==== Available data ====

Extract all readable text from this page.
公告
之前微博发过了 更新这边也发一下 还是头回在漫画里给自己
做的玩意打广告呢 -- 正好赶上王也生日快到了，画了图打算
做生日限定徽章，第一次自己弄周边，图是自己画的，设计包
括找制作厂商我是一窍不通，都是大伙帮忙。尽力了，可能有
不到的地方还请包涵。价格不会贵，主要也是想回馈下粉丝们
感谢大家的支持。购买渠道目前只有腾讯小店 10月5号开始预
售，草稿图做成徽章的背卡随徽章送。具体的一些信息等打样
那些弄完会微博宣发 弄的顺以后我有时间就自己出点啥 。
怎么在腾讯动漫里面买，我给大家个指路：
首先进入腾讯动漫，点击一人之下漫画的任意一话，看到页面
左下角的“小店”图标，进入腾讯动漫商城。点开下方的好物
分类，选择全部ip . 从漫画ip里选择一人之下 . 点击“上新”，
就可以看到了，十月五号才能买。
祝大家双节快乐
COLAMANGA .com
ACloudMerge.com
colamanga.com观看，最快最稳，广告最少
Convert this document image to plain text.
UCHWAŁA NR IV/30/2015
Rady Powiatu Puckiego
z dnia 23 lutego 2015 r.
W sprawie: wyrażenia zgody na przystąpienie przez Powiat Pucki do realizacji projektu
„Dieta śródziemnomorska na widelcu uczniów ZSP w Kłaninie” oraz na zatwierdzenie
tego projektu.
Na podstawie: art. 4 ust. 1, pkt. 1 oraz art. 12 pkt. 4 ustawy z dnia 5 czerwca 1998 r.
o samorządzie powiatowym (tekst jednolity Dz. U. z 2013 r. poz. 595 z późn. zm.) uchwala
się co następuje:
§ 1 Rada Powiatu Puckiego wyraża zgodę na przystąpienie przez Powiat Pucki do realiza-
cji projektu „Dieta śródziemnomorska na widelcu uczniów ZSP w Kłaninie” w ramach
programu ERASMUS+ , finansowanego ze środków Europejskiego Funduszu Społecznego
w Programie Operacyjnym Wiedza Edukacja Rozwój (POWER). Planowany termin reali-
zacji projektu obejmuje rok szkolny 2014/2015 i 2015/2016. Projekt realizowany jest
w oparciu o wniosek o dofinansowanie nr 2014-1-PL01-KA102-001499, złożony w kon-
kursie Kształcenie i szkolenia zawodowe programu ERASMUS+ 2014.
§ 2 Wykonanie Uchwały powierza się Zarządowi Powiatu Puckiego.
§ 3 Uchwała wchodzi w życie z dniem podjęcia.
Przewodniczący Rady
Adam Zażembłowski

====

Exercise details.
Return a copy of every line that includes the word "dnia".

Response to the exercise.
z dnia 23 lutego 2015 r.
Na podstawie: art. 4 ust. 1, pkt. 1 oraz art. 12 pkt. 4 ustawy z dnia 5 czerwca 1998 r.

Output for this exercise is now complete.